=== TASK GOAL ===
All of the records listed below should be retyped exactly.
Start
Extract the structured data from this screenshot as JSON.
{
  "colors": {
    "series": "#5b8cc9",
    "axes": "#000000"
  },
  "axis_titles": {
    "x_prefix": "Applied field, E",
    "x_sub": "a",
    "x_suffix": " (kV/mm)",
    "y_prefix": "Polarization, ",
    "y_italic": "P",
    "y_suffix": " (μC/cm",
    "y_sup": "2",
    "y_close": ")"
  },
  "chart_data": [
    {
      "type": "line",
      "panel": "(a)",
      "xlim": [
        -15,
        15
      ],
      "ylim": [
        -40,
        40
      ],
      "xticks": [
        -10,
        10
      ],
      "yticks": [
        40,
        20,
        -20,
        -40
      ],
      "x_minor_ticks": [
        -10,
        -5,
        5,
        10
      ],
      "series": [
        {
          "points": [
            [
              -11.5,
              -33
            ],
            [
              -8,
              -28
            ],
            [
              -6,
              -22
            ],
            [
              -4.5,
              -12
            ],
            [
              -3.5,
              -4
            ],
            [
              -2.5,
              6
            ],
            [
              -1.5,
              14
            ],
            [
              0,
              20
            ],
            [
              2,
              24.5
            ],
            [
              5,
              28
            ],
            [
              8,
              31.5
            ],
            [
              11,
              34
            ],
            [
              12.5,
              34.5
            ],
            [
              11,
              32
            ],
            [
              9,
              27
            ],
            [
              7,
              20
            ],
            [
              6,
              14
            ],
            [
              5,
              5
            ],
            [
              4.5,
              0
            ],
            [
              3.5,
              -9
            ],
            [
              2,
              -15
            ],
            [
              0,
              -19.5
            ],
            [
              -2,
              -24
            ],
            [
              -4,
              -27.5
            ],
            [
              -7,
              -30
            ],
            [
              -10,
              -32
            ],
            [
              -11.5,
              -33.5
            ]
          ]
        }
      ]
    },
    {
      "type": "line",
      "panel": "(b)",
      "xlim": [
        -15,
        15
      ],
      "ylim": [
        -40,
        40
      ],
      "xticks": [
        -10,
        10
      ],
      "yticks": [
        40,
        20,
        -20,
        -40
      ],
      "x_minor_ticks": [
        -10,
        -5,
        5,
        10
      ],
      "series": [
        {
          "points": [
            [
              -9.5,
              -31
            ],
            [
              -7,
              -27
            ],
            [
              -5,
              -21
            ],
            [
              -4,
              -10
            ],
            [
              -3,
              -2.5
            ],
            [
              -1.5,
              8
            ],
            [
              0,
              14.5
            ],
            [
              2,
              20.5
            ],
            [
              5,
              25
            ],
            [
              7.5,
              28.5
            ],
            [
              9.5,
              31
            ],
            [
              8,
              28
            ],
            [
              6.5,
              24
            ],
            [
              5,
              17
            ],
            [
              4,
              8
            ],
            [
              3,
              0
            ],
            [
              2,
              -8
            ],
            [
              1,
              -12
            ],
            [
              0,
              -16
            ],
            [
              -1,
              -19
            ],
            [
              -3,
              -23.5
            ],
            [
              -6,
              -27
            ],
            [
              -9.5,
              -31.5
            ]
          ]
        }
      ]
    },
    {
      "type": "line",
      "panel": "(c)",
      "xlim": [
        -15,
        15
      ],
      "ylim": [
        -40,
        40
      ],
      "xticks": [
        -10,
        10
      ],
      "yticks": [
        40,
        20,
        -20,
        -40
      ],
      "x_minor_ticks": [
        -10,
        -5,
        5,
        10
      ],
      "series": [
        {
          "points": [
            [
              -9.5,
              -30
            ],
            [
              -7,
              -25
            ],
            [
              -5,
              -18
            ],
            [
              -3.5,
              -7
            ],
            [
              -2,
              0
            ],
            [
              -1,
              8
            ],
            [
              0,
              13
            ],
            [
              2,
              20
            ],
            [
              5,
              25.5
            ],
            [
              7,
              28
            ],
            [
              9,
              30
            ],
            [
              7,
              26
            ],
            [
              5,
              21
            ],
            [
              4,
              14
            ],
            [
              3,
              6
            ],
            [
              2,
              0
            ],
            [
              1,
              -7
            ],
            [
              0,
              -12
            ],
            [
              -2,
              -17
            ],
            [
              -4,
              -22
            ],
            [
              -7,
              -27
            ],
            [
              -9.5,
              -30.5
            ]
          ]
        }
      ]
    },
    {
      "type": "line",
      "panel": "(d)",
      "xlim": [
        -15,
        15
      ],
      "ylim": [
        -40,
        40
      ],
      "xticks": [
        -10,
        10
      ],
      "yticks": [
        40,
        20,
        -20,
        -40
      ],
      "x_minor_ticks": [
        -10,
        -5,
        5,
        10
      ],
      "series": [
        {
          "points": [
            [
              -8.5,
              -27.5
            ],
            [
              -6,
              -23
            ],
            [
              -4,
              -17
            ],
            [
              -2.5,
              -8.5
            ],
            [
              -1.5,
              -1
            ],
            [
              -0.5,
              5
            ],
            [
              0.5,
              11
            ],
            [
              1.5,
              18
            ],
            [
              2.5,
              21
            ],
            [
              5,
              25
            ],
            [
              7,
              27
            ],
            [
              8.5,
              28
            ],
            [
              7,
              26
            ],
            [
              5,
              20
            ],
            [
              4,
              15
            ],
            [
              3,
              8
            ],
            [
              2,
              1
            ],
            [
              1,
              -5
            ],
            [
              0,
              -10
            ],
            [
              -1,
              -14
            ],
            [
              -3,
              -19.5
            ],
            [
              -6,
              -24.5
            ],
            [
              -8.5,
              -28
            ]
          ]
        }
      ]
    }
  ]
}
End
=== ANSWER FOR THE TASK ===
Extract the structured data from this screenshot as JSON.
{
  "colors": {
    "series": "#5b8cc9",
    "axes": "#000000"
  },
  "axis_titles": {
    "x_prefix": "Applied field, E",
    "x_sub": "a",
    "x_suffix": " (kV/mm)",
    "y_prefix": "Polarization, ",
    "y_italic": "P",
    "y_suffix": " (μC/cm",
    "y_sup": "2",
    "y_close": ")"
  },
  "chart_data": [
    {
      "type": "line",
      "panel": "(a)",
      "xlim": [
        -15,
        15
      ],
      "ylim": [
        -40,
        40
      ],
      "xticks": [
        -10,
        10
      ],
      "yticks": [
        40,
        20,
        -20,
        -40
      ],
      "x_minor_ticks": [
        -10,
        -5,
        5,
        10
      ],
      "series": [
        {
          "points": [
            [
              -11.5,
              -33
            ],
            [
              -8,
              -28
            ],
            [
              -6,
              -22
            ],
            [
              -4.5,
              -12
            ],
            [
              -3.5,
              -4
            ],
            [
              -2.5,
              6
            ],
            [
              -1.5,
              14
            ],
            [
              0,
              20
            ],
            [
              2,
              24.5
            ],
            [
              5,
              28
            ],
            [
              8,
              31.5
            ],
            [
              11,
              34
            ],
            [
              12.5,
              34.5
            ],
            [
              11,
              32
            ],
            [
              9,
              27
            ],
            [
              7,
              20
            ],
            [
              6,
              14
            ],
            [
              5,
              5
            ],
            [
              4.5,
              0
            ],
            [
              3.5,
              -9
            ],
            [
              2,
              -15
            ],
            [
              0,
              -19.5
            ],
            [
              -2,
              -24
            ],
            [
              -4,
              -27.5
            ],
            [
              -7,
              -30
            ],
            [
              -10,
              -32
            ],
            [
              -11.5,
              -33.5
            ]
          ]
        }
      ]
    },
    {
      "type": "line",
      "panel": "(b)",
      "xlim": [
        -15,
        15
      ],
      "ylim": [
        -40,
        40
      ],
      "xticks": [
        -10,
        10
      ],
      "yticks": [
        40,
        20,
        -20,
        -40
      ],
      "x_minor_ticks": [
        -10,
        -5,
        5,
        10
      ],
      "series": [
        {
          "points": [
            [
              -9.5,
              -31
            ],
            [
              -7,
              -27
            ],
            [
              -5,
              -21
            ],
            [
              -4,
              -10
            ],
            [
              -3,
              -2.5
            ],
            [
              -1.5,
              8
            ],
            [
              0,
              14.5
            ],
            [
              2,
              20.5
            ],
            [
              5,
              25
            ],
            [
              7.5,
              28.5
            ],
            [
              9.5,
              31
            ],
            [
              8,
              28
            ],
            [
              6.5,
              24
            ],
            [
              5,
              17
            ],
            [
              4,
              8
            ],
            [
              3,
              0
            ],
            [
              2,
              -8
            ],
            [
              1,
              -12
            ],
            [
              0,
              -16
            ],
            [
              -1,
              -19
            ],
            [
              -3,
              -23.5
            ],
            [
              -6,
              -27
            ],
            [
              -9.5,
              -31.5
            ]
          ]
        }
      ]
    },
    {
      "type": "line",
      "panel": "(c)",
      "xlim": [
        -15,
        15
      ],
      "ylim": [
        -40,
        40
      ],
      "xticks": [
        -10,
        10
      ],
      "yticks": [
        40,
        20,
        -20,
        -40
      ],
      "x_minor_ticks": [
        -10,
        -5,
        5,
        10
      ],
      "series": [
        {
          "points": [
            [
              -9.5,
              -30
            ],
            [
              -7,
              -25
            ],
            [
              -5,
              -18
            ],
            [
              -3.5,
              -7
            ],
            [
              -2,
              0
            ],
            [
              -1,
              8
            ],
            [
              0,
              13
            ],
            [
              2,
              20
            ],
            [
              5,
              25.5
            ],
            [
              7,
              28
            ],
            [
              9,
              30
            ],
            [
              7,
              26
            ],
            [
              5,
              21
            ],
            [
              4,
              14
            ],
            [
              3,
              6
            ],
            [
              2,
              0
            ],
            [
              1,
              -7
            ],
            [
              0,
              -12
            ],
            [
              -2,
              -17
            ],
            [
              -4,
              -22
            ],
            [
              -7,
              -27
            ],
            [
              -9.5,
              -30.5
            ]
          ]
        }
      ]
    },
    {
      "type": "line",
      "panel": "(d)",
      "xlim": [
        -15,
        15
      ],
      "ylim": [
        -40,
        40
      ],
      "xticks": [
        -10,
        10
      ],
      "yticks": [
        40,
        20,
        -20,
        -40
      ],
      "x_minor_ticks": [
        -10,
        -5,
        5,
        10
      ],
      "series": [
        {
          "points": [
            [
              -8.5,
              -27.5
            ],
            [
              -6,
              -23
            ],
            [
              -4,
              -17
            ],
            [
              -2.5,
              -8.5
            ],
            [
              -1.5,
              -1
            ],
            [
              -0.5,
              5
            ],
            [
              0.5,
              11
            ],
            [
              1.5,
              18
            ],
            [
              2.5,
              21
            ],
            [
              5,
              25
            ],
            [
              7,
              27
            ],
            [
              8.5,
              28
            ],
            [
              7,
              26
            ],
            [
              5,
              20
            ],
            [
              4,
              15
            ],
            [
              3,
              8
            ],
            [
              2,
              1
            ],
            [
              1,
              -5
            ],
            [
              0,
              -10
            ],
            [
              -1,
              -14
            ],
            [
              -3,
              -19.5
            ],
            [
              -6,
              -24.5
            ],
            [
              -8.5,
              -28
            ]
          ]
        }
      ]
    }
  ]
}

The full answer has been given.